> [Task statement] Quote the whole listing word for word, please.

(Stored data)

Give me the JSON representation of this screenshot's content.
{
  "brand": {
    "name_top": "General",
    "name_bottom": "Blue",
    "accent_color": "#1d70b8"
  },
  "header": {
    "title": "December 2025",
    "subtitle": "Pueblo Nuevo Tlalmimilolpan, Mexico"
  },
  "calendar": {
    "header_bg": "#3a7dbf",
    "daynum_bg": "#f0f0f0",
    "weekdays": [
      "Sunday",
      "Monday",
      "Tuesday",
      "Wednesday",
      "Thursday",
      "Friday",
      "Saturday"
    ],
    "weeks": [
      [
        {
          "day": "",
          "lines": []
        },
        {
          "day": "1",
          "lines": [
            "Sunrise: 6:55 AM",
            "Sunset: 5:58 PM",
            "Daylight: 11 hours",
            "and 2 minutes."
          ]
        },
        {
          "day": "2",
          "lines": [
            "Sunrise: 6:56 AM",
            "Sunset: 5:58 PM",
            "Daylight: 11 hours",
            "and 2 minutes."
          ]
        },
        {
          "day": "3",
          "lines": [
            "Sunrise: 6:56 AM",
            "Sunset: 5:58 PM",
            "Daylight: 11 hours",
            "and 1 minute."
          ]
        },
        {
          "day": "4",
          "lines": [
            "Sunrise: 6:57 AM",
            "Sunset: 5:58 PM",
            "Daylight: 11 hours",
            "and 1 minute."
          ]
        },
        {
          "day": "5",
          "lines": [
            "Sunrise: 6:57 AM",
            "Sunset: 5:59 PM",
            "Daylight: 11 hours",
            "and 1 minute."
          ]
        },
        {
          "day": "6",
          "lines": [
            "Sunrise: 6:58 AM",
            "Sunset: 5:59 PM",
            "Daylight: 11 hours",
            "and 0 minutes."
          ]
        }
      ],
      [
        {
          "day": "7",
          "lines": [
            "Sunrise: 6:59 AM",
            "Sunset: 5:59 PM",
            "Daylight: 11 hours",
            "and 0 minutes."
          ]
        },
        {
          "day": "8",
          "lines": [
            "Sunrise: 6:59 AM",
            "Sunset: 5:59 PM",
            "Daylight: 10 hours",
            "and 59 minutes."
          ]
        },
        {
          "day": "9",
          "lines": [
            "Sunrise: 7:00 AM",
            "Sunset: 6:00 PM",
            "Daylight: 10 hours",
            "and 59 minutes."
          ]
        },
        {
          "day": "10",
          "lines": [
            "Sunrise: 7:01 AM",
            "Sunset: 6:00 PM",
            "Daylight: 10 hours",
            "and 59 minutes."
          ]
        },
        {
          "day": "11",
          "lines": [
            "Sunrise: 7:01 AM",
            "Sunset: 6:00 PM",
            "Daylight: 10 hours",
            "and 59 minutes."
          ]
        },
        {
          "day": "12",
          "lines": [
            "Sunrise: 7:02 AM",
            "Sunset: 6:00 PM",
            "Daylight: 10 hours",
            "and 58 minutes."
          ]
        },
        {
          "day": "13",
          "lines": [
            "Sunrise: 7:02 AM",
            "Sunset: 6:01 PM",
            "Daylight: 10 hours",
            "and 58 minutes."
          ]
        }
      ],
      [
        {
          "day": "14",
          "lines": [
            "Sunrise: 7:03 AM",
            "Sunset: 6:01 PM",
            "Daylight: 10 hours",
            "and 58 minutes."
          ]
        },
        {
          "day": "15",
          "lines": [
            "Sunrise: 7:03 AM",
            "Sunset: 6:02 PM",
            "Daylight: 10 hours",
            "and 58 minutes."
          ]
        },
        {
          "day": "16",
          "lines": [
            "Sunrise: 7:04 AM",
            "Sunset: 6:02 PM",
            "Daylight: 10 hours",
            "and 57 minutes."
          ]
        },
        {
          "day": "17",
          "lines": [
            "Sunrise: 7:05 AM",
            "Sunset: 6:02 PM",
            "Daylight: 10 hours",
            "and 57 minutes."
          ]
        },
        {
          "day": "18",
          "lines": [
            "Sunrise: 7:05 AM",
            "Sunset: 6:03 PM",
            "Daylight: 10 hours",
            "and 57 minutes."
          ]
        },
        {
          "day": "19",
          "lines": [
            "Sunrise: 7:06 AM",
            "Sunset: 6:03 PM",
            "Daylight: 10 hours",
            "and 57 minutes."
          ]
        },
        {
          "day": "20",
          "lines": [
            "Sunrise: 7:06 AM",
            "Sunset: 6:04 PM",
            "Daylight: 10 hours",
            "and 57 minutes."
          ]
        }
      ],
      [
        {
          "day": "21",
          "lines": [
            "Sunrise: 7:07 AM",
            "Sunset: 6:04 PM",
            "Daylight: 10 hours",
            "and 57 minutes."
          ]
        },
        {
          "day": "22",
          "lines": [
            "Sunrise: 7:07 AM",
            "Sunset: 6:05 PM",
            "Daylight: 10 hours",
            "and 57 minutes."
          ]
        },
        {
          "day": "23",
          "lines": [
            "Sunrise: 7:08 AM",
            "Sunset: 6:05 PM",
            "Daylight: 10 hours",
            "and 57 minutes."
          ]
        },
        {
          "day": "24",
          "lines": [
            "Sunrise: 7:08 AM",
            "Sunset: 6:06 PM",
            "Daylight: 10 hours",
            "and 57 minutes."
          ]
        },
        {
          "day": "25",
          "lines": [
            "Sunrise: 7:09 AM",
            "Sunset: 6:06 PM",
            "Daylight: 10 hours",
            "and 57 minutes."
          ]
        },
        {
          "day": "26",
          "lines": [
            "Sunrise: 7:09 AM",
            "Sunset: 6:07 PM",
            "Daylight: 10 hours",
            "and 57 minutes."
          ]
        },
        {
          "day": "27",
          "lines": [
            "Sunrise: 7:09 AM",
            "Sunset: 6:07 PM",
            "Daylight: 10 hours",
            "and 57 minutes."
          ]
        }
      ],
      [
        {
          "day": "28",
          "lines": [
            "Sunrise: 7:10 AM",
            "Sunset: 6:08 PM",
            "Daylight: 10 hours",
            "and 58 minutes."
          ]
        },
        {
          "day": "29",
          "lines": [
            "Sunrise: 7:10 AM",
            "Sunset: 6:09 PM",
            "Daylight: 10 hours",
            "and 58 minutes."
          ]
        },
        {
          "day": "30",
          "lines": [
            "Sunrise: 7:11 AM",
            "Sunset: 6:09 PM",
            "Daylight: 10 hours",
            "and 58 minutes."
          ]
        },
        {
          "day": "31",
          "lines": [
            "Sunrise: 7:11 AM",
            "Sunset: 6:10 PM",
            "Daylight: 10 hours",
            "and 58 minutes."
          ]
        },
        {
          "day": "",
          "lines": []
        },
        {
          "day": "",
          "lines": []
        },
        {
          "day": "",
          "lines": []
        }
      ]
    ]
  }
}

> [Response to the exercise]
Give me the JSON representation of this screenshot's content.
{
  "brand": {
    "name_top": "General",
    "name_bottom": "Blue",
    "accent_color": "#1d70b8"
  },
  "header": {
    "title": "December 2025",
    "subtitle": "Pueblo Nuevo Tlalmimilolpan, Mexico"
  },
  "calendar": {
    "header_bg": "#3a7dbf",
    "daynum_bg": "#f0f0f0",
    "weekdays": [
      "Sunday",
      "Monday",
      "Tuesday",
      "Wednesday",
      "Thursday",
      "Friday",
      "Saturday"
    ],
    "weeks": [
      [
        {
          "day": "",
          "lines": []
        },
        {
          "day": "1",
          "lines": [
            "Sunrise: 6:55 AM",
            "Sunset: 5:58 PM",
            "Daylight: 11 hours",
            "and 2 minutes."
          ]
        },
        {
          "day": "2",
          "lines": [
            "Sunrise: 6:56 AM",
            "Sunset: 5:58 PM",
            "Daylight: 11 hours",
            "and 2 minutes."
          ]
        },
        {
          "day": "3",
          "lines": [
            "Sunrise: 6:56 AM",
            "Sunset: 5:58 PM",
            "Daylight: 11 hours",
            "and 1 minute."
          ]
        },
        {
          "day": "4",
          "lines": [
            "Sunrise: 6:57 AM",
            "Sunset: 5:58 PM",
            "Daylight: 11 hours",
            "and 1 minute."
          ]
        },
        {
          "day": "5",
          "lines": [
            "Sunrise: 6:57 AM",
            "Sunset: 5:59 PM",
            "Daylight: 11 hours",
            "and 1 minute."
          ]
        },
        {
          "day": "6",
          "lines": [
            "Sunrise: 6:58 AM",
            "Sunset: 5:59 PM",
            "Daylight: 11 hours",
            "and 0 minutes."
          ]
        }
      ],
      [
        {
          "day": "7",
          "lines": [
            "Sunrise: 6:59 AM",
            "Sunset: 5:59 PM",
            "Daylight: 11 hours",
            "and 0 minutes."
          ]
        },
        {
          "day": "8",
          "lines": [
            "Sunrise: 6:59 AM",
            "Sunset: 5:59 PM",
            "Daylight: 10 hours",
            "and 59 minutes."
          ]
        },
        {
          "day": "9",
          "lines": [
            "Sunrise: 7:00 AM",
            "Sunset: 6:00 PM",
            "Daylight: 10 hours",
            "and 59 minutes."
          ]
        },
        {
          "day": "10",
          "lines": [
            "Sunrise: 7:01 AM",
            "Sunset: 6:00 PM",
            "Daylight: 10 hours",
            "and 59 minutes."
          ]
        },
        {
          "day": "11",
          "lines": [
            "Sunrise: 7:01 AM",
            "Sunset: 6:00 PM",
            "Daylight: 10 hours",
            "and 59 minutes."
          ]
        },
        {
          "day": "12",
          "lines": [
            "Sunrise: 7:02 AM",
            "Sunset: 6:00 PM",
            "Daylight: 10 hours",
            "and 58 minutes."
          ]
        },
        {
          "day": "13",
          "lines": [
            "Sunrise: 7:02 AM",
            "Sunset: 6:01 PM",
            "Daylight: 10 hours",
            "and 58 minutes."
          ]
        }
      ],
      [
        {
          "day": "14",
          "lines": [
            "Sunrise: 7:03 AM",
            "Sunset: 6:01 PM",
            "Daylight: 10 hours",
            "and 58 minutes."
          ]
        },
        {
          "day": "15",
          "lines": [
            "Sunrise: 7:03 AM",
            "Sunset: 6:02 PM",
            "Daylight: 10 hours",
            "and 58 minutes."
          ]
        },
        {
          "day": "16",
          "lines": [
            "Sunrise: 7:04 AM",
            "Sunset: 6:02 PM",
            "Daylight: 10 hours",
            "and 57 minutes."
          ]
        },
        {
          "day": "17",
          "lines": [
            "Sunrise: 7:05 AM",
            "Sunset: 6:02 PM",
            "Daylight: 10 hours",
            "and 57 minutes."
          ]
        },
        {
          "day": "18",
          "lines": [
            "Sunrise: 7:05 AM",
            "Sunset: 6:03 PM",
            "Daylight: 10 hours",
            "and 57 minutes."
          ]
        },
        {
          "day": "19",
          "lines": [
            "Sunrise: 7:06 AM",
            "Sunset: 6:03 PM",
            "Daylight: 10 hours",
            "and 57 minutes."
          ]
        },
        {
          "day": "20",
          "lines": [
            "Sunrise: 7:06 AM",
            "Sunset: 6:04 PM",
            "Daylight: 10 hours",
            "and 57 minutes."
          ]
        }
      ],
      [
        {
          "day": "21",
          "lines": [
            "Sunrise: 7:07 AM",
            "Sunset: 6:04 PM",
            "Daylight: 10 hours",
            "and 57 minutes."
          ]
        },
        {
          "day": "22",
          "lines": [
            "Sunrise: 7:07 AM",
            "Sunset: 6:05 PM",
            "Daylight: 10 hours",
            "and 57 minutes."
          ]
        },
        {
          "day": "23",
          "lines": [
            "Sunrise: 7:08 AM",
            "Sunset: 6:05 PM",
            "Daylight: 10 hours",
            "and 57 minutes."
          ]
        },
        {
          "day": "24",
          "lines": [
            "Sunrise: 7:08 AM",
            "Sunset: 6:06 PM",
            "Daylight: 10 hours",
            "and 57 minutes."
          ]
        },
        {
          "day": "25",
          "lines": [
            "Sunrise: 7:09 AM",
            "Sunset: 6:06 PM",
            "Daylight: 10 hours",
            "and 57 minutes."
          ]
        },
        {
          "day": "26",
          "lines": [
            "Sunrise: 7:09 AM",
            "Sunset: 6:07 PM",
            "Daylight: 10 hours",
            "and 57 minutes."
          ]
        },
        {
          "day": "27",
          "lines": [
            "Sunrise: 7:09 AM",
            "Sunset: 6:07 PM",
            "Daylight: 10 hours",
            "and 57 minutes."
          ]
        }
      ],
      [
        {
          "day": "28",
          "lines": [
            "Sunrise: 7:10 AM",
            "Sunset: 6:08 PM",
            "Daylight: 10 hours",
            "and 58 minutes."
          ]
        },
        {
          "day": "29",
          "lines": [
            "Sunrise: 7:10 AM",
            "Sunset: 6:09 PM",
            "Daylight: 10 hours",
            "and 58 minutes."
          ]
        },
        {
          "day": "30",
          "lines": [
            "Sunrise: 7:11 AM",
            "Sunset: 6:09 PM",
            "Daylight: 10 hours",
            "and 58 minutes."
          ]
        },
        {
          "day": "31",
          "lines": [
            "Sunrise: 7:11 AM",
            "Sunset: 6:10 PM",
            "Daylight: 10 hours",
            "and 58 minutes."
          ]
        },
        {
          "day": "",
          "lines": []
        },
        {
          "day": "",
          "lines": []
        },
        {
          "day": "",
          "lines": []
        }
      ]
    ]
  }
}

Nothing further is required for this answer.